EXERCISE GOAL: Go through the listing beneath this task and return every line that carries the string "text".

PROVIDED DATA:
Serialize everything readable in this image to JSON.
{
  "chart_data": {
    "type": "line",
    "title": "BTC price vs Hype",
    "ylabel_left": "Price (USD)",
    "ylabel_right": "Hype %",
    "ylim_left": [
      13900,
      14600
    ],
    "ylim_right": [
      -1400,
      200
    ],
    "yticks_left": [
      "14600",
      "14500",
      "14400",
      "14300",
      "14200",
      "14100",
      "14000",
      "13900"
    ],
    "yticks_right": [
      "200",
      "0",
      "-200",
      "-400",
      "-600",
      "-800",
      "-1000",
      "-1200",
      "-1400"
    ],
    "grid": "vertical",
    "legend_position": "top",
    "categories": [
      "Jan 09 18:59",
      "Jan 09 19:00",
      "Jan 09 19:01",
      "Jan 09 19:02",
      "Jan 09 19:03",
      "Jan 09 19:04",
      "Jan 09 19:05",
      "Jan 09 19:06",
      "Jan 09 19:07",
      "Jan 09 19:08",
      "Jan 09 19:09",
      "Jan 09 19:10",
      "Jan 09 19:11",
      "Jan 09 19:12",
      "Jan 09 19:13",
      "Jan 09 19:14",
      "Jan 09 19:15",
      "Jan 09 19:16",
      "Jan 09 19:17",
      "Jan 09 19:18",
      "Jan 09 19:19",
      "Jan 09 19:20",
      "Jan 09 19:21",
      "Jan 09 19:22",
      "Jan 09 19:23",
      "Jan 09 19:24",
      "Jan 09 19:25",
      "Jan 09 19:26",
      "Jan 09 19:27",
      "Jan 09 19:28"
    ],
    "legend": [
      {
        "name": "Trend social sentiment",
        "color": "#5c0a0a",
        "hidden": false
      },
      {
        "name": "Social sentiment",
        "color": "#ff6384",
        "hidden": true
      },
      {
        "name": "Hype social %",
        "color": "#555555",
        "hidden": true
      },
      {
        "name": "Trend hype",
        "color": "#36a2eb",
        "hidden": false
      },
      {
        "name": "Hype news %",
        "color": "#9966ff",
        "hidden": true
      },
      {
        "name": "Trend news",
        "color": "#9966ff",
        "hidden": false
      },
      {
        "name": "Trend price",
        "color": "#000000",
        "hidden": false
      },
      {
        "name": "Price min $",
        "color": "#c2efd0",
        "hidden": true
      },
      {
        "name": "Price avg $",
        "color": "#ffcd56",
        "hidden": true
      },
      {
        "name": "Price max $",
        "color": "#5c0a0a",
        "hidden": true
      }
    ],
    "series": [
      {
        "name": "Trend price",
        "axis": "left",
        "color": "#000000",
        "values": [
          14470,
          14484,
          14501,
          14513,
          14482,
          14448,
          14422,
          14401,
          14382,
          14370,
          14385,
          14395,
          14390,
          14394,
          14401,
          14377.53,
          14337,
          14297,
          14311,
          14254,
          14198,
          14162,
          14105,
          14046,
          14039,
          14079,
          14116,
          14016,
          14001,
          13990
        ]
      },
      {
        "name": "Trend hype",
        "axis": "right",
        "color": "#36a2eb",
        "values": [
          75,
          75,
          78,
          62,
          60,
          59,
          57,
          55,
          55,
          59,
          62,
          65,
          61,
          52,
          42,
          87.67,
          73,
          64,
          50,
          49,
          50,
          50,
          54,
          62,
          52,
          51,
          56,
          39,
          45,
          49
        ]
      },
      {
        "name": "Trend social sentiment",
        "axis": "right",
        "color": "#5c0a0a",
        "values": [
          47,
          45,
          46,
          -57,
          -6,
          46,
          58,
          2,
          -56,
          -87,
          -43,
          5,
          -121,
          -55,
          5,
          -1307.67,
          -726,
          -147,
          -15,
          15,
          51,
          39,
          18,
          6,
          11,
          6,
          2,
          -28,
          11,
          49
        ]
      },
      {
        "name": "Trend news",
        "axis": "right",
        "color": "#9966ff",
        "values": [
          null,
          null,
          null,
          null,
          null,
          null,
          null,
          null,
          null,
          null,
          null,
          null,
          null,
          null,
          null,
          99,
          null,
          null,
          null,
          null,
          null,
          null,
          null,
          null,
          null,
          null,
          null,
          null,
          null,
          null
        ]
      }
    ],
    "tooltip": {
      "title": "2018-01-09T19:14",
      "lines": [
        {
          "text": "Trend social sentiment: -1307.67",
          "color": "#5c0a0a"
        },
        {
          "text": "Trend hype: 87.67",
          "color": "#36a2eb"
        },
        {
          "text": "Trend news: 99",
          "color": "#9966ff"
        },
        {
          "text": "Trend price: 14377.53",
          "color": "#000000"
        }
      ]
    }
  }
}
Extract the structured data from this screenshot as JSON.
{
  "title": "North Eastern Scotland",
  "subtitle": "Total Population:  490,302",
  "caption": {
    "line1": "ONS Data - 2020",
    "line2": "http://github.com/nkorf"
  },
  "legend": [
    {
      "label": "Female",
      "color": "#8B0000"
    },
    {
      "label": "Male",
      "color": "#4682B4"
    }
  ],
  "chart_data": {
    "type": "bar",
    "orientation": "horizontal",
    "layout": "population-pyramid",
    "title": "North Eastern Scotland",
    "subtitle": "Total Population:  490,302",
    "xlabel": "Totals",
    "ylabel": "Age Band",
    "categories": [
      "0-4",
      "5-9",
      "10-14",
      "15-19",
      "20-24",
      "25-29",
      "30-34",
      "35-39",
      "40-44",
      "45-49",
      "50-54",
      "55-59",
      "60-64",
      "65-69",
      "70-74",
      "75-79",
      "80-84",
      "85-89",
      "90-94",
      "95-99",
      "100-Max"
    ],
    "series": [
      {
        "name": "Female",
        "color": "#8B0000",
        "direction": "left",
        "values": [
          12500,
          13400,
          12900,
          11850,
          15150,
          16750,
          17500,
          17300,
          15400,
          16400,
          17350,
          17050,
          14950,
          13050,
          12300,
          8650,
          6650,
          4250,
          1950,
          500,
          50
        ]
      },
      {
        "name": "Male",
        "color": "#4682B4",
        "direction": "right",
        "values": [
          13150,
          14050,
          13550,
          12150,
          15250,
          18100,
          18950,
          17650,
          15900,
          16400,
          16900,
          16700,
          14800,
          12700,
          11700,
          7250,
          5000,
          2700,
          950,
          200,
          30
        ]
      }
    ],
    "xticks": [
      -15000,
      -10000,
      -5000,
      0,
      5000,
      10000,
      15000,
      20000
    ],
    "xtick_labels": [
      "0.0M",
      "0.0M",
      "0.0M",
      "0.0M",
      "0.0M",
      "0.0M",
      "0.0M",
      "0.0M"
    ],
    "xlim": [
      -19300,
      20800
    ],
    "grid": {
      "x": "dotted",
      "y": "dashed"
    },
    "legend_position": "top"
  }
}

RESPONSE TO THE TASK:
          "text": "Trend social sentiment: -1307.67",
          "text": "Trend hype: 87.67",
          "text": "Trend news: 99",
          "text": "Trend price: 14377.53",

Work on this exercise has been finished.